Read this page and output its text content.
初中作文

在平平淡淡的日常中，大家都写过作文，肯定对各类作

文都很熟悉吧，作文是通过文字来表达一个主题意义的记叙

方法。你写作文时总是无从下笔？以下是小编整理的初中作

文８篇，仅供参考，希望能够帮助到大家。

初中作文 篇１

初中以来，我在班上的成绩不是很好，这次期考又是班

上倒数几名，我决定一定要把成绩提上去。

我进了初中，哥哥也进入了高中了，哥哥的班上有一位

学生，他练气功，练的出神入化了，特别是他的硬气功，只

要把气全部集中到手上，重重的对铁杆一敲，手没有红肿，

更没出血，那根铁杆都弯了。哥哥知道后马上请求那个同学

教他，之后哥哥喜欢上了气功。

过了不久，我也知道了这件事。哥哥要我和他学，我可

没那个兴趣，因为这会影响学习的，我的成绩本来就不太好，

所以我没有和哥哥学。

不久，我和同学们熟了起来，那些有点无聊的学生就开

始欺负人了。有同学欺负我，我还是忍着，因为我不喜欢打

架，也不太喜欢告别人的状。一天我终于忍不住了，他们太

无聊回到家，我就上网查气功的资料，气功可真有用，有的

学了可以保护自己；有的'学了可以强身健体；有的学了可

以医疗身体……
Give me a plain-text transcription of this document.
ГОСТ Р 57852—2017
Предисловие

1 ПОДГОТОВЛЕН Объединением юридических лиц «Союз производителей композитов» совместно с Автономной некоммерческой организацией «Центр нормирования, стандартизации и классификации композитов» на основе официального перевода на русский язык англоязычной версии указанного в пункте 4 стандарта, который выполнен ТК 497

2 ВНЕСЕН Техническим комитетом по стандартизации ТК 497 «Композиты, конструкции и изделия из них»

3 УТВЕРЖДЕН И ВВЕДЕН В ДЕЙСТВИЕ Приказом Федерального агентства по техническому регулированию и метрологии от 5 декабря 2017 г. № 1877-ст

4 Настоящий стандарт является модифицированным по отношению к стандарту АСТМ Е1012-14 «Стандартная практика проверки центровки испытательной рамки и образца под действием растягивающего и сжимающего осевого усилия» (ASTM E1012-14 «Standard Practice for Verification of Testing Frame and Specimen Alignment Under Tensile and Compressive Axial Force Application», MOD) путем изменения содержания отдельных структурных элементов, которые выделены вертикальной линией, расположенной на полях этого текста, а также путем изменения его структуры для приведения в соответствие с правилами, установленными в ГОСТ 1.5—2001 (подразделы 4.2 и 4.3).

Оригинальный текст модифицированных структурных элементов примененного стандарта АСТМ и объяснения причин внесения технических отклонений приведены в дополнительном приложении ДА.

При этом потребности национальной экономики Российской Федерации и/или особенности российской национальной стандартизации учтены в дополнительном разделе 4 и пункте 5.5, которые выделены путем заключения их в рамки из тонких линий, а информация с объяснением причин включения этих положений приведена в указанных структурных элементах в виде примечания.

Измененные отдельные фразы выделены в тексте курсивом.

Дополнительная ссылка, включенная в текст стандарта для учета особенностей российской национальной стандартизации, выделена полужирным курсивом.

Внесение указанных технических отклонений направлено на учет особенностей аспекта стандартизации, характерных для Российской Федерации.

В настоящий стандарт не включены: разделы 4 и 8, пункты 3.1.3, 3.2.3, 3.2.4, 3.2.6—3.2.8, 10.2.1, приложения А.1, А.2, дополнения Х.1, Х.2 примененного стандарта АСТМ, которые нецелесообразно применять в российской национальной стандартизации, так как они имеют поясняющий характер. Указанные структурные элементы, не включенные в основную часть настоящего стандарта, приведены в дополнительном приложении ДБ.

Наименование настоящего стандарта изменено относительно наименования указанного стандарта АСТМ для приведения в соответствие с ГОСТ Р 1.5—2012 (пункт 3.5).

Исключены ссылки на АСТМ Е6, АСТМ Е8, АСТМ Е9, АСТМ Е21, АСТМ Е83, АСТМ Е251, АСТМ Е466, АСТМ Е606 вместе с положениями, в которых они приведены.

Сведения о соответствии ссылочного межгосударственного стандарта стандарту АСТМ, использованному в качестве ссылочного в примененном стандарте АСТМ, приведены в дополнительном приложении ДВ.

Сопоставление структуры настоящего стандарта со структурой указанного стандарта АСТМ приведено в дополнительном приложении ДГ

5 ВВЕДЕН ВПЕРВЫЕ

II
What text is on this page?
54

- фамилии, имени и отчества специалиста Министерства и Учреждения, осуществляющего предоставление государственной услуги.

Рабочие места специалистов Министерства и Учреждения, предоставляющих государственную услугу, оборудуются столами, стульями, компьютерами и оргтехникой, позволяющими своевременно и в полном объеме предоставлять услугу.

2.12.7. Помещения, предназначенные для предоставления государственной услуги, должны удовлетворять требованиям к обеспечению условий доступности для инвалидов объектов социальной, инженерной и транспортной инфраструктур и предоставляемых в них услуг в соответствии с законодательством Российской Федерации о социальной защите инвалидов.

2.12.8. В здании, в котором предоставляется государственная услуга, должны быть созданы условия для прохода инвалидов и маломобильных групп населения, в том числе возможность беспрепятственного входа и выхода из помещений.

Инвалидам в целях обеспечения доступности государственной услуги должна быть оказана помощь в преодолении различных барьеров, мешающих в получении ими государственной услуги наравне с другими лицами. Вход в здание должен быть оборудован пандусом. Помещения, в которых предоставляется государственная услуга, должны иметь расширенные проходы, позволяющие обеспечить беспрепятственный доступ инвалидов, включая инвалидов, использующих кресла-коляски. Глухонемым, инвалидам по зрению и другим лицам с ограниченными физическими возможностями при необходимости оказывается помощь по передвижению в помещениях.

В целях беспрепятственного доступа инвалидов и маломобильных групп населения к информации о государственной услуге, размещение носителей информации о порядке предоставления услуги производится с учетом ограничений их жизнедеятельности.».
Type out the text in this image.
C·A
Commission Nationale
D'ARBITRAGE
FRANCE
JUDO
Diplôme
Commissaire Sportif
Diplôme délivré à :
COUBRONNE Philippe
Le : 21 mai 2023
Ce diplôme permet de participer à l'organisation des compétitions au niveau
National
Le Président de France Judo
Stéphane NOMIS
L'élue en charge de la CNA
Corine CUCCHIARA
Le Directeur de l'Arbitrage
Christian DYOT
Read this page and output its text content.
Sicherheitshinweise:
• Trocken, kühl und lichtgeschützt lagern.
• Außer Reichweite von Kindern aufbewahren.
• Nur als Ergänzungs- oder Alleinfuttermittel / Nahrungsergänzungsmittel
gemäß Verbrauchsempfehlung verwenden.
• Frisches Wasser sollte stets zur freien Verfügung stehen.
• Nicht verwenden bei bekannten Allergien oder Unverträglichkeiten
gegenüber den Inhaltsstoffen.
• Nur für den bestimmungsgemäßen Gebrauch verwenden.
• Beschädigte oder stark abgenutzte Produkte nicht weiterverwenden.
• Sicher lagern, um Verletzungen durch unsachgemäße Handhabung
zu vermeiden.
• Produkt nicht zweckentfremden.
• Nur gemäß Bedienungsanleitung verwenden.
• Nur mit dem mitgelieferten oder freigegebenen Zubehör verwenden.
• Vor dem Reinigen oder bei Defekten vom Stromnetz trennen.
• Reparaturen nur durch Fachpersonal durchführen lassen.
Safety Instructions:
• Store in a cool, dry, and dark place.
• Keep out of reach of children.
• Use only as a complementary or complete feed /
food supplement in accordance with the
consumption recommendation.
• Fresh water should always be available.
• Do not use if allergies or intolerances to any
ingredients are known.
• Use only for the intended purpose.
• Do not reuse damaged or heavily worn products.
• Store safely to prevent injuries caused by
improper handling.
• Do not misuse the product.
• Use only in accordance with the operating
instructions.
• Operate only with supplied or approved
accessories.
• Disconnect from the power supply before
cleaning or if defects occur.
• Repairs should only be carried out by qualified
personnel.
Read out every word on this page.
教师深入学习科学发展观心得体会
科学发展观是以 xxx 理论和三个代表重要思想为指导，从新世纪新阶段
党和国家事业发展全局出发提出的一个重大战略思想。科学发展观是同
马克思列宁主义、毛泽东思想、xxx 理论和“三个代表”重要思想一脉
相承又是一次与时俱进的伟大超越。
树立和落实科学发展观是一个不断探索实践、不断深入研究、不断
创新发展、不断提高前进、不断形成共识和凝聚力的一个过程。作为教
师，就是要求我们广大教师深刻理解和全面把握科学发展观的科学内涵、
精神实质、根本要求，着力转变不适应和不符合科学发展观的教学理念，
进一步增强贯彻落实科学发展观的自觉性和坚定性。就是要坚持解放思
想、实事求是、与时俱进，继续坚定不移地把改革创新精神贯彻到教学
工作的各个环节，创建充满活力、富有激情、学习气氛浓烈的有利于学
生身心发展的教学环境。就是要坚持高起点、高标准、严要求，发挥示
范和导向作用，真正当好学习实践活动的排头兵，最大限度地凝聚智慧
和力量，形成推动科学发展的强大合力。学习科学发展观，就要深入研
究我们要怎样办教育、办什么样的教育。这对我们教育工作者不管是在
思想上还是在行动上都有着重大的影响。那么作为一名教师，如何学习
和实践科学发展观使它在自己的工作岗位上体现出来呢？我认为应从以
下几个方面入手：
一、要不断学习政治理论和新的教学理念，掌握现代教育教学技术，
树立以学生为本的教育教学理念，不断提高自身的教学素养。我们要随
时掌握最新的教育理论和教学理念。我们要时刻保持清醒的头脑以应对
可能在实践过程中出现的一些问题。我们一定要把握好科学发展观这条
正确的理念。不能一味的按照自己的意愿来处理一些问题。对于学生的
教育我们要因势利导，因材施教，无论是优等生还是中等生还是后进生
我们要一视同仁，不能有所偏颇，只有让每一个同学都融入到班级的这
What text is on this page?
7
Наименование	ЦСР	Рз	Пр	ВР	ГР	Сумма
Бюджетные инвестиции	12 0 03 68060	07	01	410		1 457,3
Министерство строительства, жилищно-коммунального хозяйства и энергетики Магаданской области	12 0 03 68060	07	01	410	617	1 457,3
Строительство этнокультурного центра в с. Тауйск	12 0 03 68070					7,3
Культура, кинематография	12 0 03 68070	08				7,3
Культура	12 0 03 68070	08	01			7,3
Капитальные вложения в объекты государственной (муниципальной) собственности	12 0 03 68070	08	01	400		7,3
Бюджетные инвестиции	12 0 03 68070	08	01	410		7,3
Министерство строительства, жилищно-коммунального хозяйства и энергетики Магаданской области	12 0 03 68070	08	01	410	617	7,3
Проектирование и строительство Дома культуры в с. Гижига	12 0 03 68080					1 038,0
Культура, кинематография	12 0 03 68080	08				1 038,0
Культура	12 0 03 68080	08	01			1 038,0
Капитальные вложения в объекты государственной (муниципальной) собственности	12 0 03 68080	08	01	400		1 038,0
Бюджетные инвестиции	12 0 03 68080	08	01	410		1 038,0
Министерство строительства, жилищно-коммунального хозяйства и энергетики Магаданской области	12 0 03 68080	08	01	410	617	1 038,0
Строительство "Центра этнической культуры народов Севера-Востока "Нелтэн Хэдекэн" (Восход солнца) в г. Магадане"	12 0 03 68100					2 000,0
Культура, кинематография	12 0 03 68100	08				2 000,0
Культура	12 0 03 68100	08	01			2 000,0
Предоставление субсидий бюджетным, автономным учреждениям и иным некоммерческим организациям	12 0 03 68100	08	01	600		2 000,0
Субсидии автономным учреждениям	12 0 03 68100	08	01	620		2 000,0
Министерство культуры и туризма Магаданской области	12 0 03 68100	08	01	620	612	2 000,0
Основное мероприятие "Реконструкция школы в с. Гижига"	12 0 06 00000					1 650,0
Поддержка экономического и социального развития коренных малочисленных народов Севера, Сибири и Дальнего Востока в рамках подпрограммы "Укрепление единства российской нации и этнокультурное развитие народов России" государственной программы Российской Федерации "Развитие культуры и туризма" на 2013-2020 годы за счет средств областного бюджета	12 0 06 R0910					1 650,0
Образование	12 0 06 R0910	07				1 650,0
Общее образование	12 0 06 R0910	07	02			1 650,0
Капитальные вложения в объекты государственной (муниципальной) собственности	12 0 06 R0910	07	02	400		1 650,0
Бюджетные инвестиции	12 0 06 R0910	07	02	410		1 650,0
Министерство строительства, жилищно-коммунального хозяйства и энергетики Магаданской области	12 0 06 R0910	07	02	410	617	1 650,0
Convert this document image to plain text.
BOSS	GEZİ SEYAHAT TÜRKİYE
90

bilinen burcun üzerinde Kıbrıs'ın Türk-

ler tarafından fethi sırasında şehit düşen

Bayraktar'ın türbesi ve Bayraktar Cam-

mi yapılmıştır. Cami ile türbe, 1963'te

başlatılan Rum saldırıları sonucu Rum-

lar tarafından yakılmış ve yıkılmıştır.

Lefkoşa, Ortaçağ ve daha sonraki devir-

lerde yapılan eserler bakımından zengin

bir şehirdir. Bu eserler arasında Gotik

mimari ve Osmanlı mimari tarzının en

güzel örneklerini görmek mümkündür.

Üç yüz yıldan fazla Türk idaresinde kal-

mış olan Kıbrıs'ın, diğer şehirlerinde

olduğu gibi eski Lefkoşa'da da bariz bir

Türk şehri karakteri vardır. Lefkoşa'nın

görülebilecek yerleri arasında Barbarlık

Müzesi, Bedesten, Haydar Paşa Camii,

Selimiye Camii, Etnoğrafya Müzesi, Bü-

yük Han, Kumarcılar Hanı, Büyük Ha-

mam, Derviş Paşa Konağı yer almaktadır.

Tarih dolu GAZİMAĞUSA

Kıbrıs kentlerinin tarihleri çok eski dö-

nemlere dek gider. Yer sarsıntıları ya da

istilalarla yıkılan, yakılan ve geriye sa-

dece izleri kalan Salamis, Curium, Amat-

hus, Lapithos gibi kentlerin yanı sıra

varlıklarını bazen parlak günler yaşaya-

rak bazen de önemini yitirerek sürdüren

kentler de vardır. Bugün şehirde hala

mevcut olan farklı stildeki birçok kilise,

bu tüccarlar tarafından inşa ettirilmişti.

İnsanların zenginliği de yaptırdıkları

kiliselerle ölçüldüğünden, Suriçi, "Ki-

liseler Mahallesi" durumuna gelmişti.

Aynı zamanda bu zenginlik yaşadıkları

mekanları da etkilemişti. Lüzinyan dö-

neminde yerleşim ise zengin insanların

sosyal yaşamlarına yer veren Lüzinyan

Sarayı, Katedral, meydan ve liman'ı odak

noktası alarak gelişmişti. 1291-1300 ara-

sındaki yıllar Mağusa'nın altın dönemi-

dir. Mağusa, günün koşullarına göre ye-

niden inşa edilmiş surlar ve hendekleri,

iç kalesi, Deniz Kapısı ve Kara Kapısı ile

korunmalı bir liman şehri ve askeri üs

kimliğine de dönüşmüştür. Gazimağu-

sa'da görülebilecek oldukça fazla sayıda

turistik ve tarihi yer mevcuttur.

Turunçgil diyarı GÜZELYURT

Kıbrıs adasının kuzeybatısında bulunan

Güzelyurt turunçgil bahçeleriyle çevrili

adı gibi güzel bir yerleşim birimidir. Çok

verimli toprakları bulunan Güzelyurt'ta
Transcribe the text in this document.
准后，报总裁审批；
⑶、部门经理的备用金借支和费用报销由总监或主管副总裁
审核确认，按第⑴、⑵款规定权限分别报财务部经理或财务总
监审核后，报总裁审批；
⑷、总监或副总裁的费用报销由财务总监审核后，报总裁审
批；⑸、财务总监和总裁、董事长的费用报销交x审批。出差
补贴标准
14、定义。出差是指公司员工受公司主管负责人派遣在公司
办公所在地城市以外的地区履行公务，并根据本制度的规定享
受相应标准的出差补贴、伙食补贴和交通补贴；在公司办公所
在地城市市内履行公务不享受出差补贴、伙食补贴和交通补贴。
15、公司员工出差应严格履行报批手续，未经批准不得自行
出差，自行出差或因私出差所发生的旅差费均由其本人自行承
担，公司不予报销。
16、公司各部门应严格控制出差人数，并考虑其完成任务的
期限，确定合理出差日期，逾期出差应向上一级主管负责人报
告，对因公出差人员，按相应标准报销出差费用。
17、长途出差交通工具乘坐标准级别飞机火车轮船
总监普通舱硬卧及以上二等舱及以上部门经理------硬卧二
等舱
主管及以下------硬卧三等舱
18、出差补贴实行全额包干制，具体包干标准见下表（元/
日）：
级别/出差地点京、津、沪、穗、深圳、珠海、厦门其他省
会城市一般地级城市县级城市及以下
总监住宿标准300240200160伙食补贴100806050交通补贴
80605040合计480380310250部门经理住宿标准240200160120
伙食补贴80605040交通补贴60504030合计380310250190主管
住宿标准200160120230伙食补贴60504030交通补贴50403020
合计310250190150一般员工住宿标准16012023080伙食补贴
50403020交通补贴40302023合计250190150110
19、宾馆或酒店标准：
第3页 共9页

Exercise description => Send back exactly the lines from the line with "Transcribe the text in this document." through the end of the records.

The completed task =>
Transcribe the text in this document.
准后，报总裁审批；
⑶、部门经理的备用金借支和费用报销由总监或主管副总裁
审核确认，按第⑴、⑵款规定权限分别报财务部经理或财务总
监审核后，报总裁审批；
⑷、总监或副总裁的费用报销由财务总监审核后，报总裁审
批；⑸、财务总监和总裁、董事长的费用报销交x审批。出差
补贴标准
14、定义。出差是指公司员工受公司主管负责人派遣在公司
办公所在地城市以外的地区履行公务，并根据本制度的规定享
受相应标准的出差补贴、伙食补贴和交通补贴；在公司办公所
在地城市市内履行公务不享受出差补贴、伙食补贴和交通补贴。
15、公司员工出差应严格履行报批手续，未经批准不得自行
出差，自行出差或因私出差所发生的旅差费均由其本人自行承
担，公司不予报销。
16、公司各部门应严格控制出差人数，并考虑其完成任务的
期限，确定合理出差日期，逾期出差应向上一级主管负责人报
告，对因公出差人员，按相应标准报销出差费用。
17、长途出差交通工具乘坐标准级别飞机火车轮船
总监普通舱硬卧及以上二等舱及以上部门经理------硬卧二
等舱
主管及以下------硬卧三等舱
18、出差补贴实行全额包干制，具体包干标准见下表（元/
日）：
级别/出差地点京、津、沪、穗、深圳、珠海、厦门其他省
会城市一般地级城市县级城市及以下
总监住宿标准300240200160伙食补贴100806050交通补贴
80605040合计480380310250部门经理住宿标准240200160120
伙食补贴80605040交通补贴60504030合计380310250190主管
住宿标准200160120230伙食补贴60504030交通补贴50403020
合计310250190150一般员工住宿标准16012023080伙食补贴
50403020交通补贴40302023合计250190150110
19、宾馆或酒店标准：
第3页 共9页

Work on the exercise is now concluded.